======== Input records ========
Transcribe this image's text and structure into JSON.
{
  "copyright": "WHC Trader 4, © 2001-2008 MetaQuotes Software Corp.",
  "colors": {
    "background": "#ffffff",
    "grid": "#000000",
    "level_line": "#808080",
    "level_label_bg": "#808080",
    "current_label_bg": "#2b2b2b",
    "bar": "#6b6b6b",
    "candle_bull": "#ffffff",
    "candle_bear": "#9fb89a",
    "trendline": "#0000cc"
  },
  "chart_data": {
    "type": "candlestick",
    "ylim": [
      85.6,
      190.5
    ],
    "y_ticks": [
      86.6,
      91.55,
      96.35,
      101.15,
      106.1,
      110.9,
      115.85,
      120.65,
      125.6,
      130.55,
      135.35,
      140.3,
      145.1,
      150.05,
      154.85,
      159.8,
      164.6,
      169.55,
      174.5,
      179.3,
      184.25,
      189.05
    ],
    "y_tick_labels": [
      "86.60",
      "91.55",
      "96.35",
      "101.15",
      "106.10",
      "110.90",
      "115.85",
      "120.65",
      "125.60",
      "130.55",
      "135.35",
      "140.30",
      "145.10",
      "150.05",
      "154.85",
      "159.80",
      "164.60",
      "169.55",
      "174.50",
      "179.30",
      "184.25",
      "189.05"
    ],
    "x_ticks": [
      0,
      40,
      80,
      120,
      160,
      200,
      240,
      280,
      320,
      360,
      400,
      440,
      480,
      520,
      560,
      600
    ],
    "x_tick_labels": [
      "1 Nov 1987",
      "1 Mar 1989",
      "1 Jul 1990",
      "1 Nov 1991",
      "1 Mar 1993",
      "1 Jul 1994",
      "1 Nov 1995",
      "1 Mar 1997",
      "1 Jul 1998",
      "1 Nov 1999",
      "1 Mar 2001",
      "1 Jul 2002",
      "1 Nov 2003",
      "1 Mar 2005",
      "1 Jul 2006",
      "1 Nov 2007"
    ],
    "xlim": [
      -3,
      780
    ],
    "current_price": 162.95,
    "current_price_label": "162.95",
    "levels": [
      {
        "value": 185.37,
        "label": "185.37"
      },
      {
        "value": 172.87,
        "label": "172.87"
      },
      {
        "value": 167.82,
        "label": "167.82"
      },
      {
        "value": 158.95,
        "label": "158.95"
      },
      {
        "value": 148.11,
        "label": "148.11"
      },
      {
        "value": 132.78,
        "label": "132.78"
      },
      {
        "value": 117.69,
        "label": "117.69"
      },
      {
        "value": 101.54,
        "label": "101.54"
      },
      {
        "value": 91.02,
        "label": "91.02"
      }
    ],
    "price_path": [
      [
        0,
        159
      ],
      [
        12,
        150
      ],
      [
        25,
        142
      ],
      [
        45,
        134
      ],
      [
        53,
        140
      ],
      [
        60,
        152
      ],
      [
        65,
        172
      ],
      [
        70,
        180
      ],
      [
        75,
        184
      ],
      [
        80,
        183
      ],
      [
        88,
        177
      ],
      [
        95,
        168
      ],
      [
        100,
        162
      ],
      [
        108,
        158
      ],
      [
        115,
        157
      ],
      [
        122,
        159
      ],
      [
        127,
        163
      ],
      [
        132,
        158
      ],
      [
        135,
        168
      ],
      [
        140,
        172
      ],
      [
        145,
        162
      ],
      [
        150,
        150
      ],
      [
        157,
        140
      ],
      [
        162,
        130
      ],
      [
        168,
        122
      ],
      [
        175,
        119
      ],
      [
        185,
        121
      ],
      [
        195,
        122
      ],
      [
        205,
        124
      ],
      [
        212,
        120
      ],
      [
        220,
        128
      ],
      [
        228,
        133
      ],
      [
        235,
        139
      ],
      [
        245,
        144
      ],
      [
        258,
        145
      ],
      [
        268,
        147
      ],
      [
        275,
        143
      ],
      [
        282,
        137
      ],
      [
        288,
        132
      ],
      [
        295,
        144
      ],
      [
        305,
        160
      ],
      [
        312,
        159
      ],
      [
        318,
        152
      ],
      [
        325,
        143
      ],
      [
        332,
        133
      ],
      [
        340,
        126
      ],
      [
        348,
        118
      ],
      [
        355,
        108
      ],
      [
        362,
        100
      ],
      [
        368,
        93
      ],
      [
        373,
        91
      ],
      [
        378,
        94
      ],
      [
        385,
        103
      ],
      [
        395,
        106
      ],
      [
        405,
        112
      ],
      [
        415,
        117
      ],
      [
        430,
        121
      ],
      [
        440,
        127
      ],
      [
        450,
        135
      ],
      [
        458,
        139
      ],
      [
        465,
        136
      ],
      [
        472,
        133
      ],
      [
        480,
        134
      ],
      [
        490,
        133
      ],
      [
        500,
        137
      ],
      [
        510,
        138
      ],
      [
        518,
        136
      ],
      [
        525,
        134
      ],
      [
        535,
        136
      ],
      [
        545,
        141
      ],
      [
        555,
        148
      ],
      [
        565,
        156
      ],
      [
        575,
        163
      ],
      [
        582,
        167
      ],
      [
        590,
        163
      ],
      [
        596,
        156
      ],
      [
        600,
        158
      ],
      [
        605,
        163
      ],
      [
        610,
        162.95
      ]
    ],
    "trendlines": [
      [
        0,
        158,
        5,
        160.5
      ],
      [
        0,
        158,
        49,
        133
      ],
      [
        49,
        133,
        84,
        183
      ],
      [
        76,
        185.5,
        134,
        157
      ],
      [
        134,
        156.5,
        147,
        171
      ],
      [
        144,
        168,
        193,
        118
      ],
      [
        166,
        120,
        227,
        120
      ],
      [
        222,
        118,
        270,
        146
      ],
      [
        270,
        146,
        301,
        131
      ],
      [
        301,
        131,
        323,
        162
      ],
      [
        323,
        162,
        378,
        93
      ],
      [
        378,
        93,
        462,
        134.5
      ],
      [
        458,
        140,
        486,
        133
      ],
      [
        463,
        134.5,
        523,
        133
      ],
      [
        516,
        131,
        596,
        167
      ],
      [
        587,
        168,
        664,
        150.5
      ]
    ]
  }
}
========
_Problem:_
Write down all the entries again without a single difference.

_Exercise solution:_
Transcribe this image's text and structure into JSON.
{
  "copyright": "WHC Trader 4, © 2001-2008 MetaQuotes Software Corp.",
  "colors": {
    "background": "#ffffff",
    "grid": "#000000",
    "level_line": "#808080",
    "level_label_bg": "#808080",
    "current_label_bg": "#2b2b2b",
    "bar": "#6b6b6b",
    "candle_bull": "#ffffff",
    "candle_bear": "#9fb89a",
    "trendline": "#0000cc"
  },
  "chart_data": {
    "type": "candlestick",
    "ylim": [
      85.6,
      190.5
    ],
    "y_ticks": [
      86.6,
      91.55,
      96.35,
      101.15,
      106.1,
      110.9,
      115.85,
      120.65,
      125.6,
      130.55,
      135.35,
      140.3,
      145.1,
      150.05,
      154.85,
      159.8,
      164.6,
      169.55,
      174.5,
      179.3,
      184.25,
      189.05
    ],
    "y_tick_labels": [
      "86.60",
      "91.55",
      "96.35",
      "101.15",
      "106.10",
      "110.90",
      "115.85",
      "120.65",
      "125.60",
      "130.55",
      "135.35",
      "140.30",
      "145.10",
      "150.05",
      "154.85",
      "159.80",
      "164.60",
      "169.55",
      "174.50",
      "179.30",
      "184.25",
      "189.05"
    ],
    "x_ticks": [
      0,
      40,
      80,
      120,
      160,
      200,
      240,
      280,
      320,
      360,
      400,
      440,
      480,
      520,
      560,
      600
    ],
    "x_tick_labels": [
      "1 Nov 1987",
      "1 Mar 1989",
      "1 Jul 1990",
      "1 Nov 1991",
      "1 Mar 1993",
      "1 Jul 1994",
      "1 Nov 1995",
      "1 Mar 1997",
      "1 Jul 1998",
      "1 Nov 1999",
      "1 Mar 2001",
      "1 Jul 2002",
      "1 Nov 2003",
      "1 Mar 2005",
      "1 Jul 2006",
      "1 Nov 2007"
    ],
    "xlim": [
      -3,
      780
    ],
    "current_price": 162.95,
    "current_price_label": "162.95",
    "levels": [
      {
        "value": 185.37,
        "label": "185.37"
      },
      {
        "value": 172.87,
        "label": "172.87"
      },
      {
        "value": 167.82,
        "label": "167.82"
      },
      {
        "value": 158.95,
        "label": "158.95"
      },
      {
        "value": 148.11,
        "label": "148.11"
      },
      {
        "value": 132.78,
        "label": "132.78"
      },
      {
        "value": 117.69,
        "label": "117.69"
      },
      {
        "value": 101.54,
        "label": "101.54"
      },
      {
        "value": 91.02,
        "label": "91.02"
      }
    ],
    "price_path": [
      [
        0,
        159
      ],
      [
        12,
        150
      ],
      [
        25,
        142
      ],
      [
        45,
        134
      ],
      [
        53,
        140
      ],
      [
        60,
        152
      ],
      [
        65,
        172
      ],
      [
        70,
        180
      ],
      [
        75,
        184
      ],
      [
        80,
        183
      ],
      [
        88,
        177
      ],
      [
        95,
        168
      ],
      [
        100,
        162
      ],
      [
        108,
        158
      ],
      [
        115,
        157
      ],
      [
        122,
        159
      ],
      [
        127,
        163
      ],
      [
        132,
        158
      ],
      [
        135,
        168
      ],
      [
        140,
        172
      ],
      [
        145,
        162
      ],
      [
        150,
        150
      ],
      [
        157,
        140
      ],
      [
        162,
        130
      ],
      [
        168,
        122
      ],
      [
        175,
        119
      ],
      [
        185,
        121
      ],
      [
        195,
        122
      ],
      [
        205,
        124
      ],
      [
        212,
        120
      ],
      [
        220,
        128
      ],
      [
        228,
        133
      ],
      [
        235,
        139
      ],
      [
        245,
        144
      ],
      [
        258,
        145
      ],
      [
        268,
        147
      ],
      [
        275,
        143
      ],
      [
        282,
        137
      ],
      [
        288,
        132
      ],
      [
        295,
        144
      ],
      [
        305,
        160
      ],
      [
        312,
        159
      ],
      [
        318,
        152
      ],
      [
        325,
        143
      ],
      [
        332,
        133
      ],
      [
        340,
        126
      ],
      [
        348,
        118
      ],
      [
        355,
        108
      ],
      [
        362,
        100
      ],
      [
        368,
        93
      ],
      [
        373,
        91
      ],
      [
        378,
        94
      ],
      [
        385,
        103
      ],
      [
        395,
        106
      ],
      [
        405,
        112
      ],
      [
        415,
        117
      ],
      [
        430,
        121
      ],
      [
        440,
        127
      ],
      [
        450,
        135
      ],
      [
        458,
        139
      ],
      [
        465,
        136
      ],
      [
        472,
        133
      ],
      [
        480,
        134
      ],
      [
        490,
        133
      ],
      [
        500,
        137
      ],
      [
        510,
        138
      ],
      [
        518,
        136
      ],
      [
        525,
        134
      ],
      [
        535,
        136
      ],
      [
        545,
        141
      ],
      [
        555,
        148
      ],
      [
        565,
        156
      ],
      [
        575,
        163
      ],
      [
        582,
        167
      ],
      [
        590,
        163
      ],
      [
        596,
        156
      ],
      [
        600,
        158
      ],
      [
        605,
        163
      ],
      [
        610,
        162.95
      ]
    ],
    "trendlines": [
      [
        0,
        158,
        5,
        160.5
      ],
      [
        0,
        158,
        49,
        133
      ],
      [
        49,
        133,
        84,
        183
      ],
      [
        76,
        185.5,
        134,
        157
      ],
      [
        134,
        156.5,
        147,
        171
      ],
      [
        144,
        168,
        193,
        118
      ],
      [
        166,
        120,
        227,
        120
      ],
      [
        222,
        118,
        270,
        146
      ],
      [
        270,
        146,
        301,
        131
      ],
      [
        301,
        131,
        323,
        162
      ],
      [
        323,
        162,
        378,
        93
      ],
      [
        378,
        93,
        462,
        134.5
      ],
      [
        458,
        140,
        486,
        133
      ],
      [
        463,
        134.5,
        523,
        133
      ],
      [
        516,
        131,
        596,
        167
      ],
      [
        587,
        168,
        664,
        150.5
      ]
    ]
  }
}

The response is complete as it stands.